→ Short task
In the listing below, find every line containing "使用有机磷" and copy it out.

(A run of records)
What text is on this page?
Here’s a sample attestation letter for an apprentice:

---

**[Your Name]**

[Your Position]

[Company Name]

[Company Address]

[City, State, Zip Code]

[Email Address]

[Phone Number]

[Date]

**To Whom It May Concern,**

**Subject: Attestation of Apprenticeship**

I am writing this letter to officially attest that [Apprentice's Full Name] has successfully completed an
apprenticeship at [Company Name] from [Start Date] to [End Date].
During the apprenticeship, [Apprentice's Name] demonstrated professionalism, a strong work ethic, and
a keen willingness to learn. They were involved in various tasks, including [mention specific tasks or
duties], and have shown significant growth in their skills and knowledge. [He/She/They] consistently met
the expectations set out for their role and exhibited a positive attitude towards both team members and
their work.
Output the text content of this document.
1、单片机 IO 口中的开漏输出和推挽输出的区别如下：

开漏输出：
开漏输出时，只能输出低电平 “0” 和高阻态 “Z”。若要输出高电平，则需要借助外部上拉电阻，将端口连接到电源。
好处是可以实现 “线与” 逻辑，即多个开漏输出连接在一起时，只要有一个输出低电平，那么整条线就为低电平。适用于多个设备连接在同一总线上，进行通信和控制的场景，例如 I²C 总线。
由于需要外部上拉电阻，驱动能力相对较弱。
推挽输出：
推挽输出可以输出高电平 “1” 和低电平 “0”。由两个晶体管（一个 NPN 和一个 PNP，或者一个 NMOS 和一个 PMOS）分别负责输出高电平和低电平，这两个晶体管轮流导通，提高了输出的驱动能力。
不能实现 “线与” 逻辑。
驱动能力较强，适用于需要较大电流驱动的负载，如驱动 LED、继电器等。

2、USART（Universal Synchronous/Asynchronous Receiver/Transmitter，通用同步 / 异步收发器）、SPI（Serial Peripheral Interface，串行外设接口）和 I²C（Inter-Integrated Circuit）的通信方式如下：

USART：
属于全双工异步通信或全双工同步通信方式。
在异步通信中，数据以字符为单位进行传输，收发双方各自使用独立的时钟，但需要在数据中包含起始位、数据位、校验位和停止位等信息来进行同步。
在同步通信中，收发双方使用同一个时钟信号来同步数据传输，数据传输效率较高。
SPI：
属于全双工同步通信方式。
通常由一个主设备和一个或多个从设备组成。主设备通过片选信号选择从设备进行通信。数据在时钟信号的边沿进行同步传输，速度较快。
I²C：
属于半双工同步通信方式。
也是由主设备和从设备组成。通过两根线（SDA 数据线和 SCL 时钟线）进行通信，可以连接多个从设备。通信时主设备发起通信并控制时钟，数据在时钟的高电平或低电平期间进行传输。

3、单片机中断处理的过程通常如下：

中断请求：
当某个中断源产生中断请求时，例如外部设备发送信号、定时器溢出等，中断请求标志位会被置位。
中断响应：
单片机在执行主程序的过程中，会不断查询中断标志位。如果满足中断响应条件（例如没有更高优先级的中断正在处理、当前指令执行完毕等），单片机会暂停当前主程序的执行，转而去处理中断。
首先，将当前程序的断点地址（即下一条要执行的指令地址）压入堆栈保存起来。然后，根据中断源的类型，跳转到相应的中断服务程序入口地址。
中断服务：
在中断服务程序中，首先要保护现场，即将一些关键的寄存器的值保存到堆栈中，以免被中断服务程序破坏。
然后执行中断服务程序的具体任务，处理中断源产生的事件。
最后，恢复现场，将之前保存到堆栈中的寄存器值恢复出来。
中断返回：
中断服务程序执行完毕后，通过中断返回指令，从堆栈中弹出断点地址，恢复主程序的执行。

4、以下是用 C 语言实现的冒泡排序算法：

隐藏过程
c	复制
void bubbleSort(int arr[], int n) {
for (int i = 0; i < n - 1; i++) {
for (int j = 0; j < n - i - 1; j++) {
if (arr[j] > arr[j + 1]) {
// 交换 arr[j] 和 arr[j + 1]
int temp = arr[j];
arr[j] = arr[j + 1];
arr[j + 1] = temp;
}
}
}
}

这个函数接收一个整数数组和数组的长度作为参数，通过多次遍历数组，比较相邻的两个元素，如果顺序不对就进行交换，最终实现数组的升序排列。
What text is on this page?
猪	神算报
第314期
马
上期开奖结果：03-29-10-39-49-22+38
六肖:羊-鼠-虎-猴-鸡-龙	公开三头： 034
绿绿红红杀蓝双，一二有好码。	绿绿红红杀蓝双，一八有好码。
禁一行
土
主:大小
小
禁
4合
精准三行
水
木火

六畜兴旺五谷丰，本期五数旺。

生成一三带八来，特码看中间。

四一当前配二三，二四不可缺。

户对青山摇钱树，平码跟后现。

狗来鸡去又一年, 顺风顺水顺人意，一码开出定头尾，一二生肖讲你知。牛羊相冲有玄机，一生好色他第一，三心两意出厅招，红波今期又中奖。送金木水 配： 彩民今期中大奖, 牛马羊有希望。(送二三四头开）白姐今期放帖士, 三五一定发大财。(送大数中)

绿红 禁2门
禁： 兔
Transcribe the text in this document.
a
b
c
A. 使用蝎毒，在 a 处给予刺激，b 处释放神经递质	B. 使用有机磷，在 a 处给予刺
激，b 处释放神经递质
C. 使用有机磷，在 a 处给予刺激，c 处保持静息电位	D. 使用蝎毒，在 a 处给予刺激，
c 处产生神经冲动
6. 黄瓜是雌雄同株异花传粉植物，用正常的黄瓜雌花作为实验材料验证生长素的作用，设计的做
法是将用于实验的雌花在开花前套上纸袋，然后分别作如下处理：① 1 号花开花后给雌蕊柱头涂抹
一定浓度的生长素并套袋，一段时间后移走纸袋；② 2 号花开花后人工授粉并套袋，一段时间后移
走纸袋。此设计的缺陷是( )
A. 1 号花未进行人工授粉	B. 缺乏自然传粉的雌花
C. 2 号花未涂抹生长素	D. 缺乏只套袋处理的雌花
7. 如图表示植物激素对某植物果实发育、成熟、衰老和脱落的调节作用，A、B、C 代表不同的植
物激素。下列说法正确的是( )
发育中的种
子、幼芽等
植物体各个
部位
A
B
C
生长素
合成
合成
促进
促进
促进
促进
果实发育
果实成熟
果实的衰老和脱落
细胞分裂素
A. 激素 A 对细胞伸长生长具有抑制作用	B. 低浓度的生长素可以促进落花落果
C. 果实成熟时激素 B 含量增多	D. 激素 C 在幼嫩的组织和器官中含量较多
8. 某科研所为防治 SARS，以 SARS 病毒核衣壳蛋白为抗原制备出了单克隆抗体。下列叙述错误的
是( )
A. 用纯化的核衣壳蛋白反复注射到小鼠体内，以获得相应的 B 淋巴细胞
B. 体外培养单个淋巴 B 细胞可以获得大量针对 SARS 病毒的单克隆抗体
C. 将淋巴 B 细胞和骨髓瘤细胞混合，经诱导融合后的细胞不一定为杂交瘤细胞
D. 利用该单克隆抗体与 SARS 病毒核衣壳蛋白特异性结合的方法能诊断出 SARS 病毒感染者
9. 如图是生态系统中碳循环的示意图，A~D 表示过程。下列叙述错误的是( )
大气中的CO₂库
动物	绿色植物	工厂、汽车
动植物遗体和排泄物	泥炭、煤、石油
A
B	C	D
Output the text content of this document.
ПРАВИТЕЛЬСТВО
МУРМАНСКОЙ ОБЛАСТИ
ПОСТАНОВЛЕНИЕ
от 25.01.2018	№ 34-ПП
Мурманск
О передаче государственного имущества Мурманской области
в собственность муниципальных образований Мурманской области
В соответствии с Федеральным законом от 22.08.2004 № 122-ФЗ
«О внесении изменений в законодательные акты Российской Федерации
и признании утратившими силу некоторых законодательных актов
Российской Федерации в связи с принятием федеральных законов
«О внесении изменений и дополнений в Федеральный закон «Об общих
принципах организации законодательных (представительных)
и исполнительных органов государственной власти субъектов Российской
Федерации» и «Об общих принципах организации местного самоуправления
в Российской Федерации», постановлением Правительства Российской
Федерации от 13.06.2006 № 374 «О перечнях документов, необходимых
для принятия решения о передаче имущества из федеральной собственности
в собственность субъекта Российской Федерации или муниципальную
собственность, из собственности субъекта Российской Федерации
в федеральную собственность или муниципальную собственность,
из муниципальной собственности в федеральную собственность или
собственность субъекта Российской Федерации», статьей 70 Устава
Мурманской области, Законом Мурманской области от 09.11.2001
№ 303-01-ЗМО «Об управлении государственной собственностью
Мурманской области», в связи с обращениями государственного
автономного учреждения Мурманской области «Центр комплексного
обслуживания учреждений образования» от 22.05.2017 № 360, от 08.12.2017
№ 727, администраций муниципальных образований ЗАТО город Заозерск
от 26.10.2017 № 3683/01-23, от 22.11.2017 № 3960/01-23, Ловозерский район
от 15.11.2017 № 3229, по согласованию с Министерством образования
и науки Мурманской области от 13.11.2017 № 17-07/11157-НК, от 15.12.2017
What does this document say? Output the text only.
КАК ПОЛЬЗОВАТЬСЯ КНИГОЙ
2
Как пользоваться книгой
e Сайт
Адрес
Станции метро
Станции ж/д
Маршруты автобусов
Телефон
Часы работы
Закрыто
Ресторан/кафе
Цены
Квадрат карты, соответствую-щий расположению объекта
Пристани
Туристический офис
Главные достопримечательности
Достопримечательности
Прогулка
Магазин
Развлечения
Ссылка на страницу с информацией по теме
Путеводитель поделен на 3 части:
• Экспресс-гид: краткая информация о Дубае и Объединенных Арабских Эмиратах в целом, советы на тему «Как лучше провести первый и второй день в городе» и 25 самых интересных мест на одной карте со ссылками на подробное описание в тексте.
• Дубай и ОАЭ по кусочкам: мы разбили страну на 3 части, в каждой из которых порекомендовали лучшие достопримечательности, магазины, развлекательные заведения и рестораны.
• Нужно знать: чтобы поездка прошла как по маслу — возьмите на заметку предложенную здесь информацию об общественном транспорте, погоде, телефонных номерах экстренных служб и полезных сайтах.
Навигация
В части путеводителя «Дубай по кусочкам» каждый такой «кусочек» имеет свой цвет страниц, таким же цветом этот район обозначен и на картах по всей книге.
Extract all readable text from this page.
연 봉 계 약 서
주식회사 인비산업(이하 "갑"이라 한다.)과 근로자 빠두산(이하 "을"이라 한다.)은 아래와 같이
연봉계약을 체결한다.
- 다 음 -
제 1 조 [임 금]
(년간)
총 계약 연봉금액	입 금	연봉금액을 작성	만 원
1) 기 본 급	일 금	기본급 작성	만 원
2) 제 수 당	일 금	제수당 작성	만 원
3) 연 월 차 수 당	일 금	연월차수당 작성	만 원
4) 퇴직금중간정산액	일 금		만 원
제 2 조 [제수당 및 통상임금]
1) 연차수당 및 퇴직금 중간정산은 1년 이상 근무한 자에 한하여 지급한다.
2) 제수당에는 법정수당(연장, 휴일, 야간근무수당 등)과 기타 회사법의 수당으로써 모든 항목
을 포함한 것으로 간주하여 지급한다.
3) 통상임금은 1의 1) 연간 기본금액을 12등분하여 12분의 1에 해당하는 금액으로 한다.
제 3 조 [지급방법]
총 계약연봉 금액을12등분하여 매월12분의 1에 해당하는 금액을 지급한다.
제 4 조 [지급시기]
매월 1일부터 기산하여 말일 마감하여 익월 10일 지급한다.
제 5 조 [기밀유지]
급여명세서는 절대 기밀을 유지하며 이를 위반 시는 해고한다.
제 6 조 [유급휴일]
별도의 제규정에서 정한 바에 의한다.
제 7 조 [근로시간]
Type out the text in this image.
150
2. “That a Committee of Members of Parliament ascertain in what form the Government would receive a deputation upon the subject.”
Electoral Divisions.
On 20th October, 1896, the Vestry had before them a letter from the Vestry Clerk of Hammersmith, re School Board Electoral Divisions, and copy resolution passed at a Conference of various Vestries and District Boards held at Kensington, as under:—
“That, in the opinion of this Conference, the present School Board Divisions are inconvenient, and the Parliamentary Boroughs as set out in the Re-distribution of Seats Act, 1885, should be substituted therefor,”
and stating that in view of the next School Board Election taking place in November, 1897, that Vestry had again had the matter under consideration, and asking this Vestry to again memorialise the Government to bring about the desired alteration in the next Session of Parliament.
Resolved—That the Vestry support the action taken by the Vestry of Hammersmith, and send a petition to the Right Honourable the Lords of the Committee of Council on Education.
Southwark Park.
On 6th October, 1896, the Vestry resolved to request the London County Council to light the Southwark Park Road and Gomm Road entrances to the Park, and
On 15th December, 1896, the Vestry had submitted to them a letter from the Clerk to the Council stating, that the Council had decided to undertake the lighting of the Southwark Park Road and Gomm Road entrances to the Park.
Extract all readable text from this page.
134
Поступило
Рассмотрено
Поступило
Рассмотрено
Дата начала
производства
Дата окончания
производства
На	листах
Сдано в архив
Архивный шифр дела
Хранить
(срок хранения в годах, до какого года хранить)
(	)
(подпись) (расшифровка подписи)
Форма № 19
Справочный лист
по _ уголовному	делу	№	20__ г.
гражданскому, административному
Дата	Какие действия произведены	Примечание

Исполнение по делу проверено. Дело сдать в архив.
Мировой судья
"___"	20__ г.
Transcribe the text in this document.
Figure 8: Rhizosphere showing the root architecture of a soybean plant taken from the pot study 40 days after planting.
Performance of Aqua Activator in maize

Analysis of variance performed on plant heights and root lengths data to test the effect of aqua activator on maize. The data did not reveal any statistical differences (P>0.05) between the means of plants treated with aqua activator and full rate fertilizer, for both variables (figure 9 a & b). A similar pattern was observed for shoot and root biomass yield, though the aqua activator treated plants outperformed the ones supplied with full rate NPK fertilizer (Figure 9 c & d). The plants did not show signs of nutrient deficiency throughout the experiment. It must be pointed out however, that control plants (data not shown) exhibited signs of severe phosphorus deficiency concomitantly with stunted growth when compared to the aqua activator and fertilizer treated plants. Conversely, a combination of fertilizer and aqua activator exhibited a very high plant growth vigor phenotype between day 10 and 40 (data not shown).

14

→ Result below
A. 使用蝎毒，在 a 处给予刺激，b 处释放神经递质	B. 使用有机磷，在 a 处给予刺
C. 使用有机磷，在 a 处给予刺激，c 处保持静息电位	D. 使用蝎毒，在 a 处给予刺激，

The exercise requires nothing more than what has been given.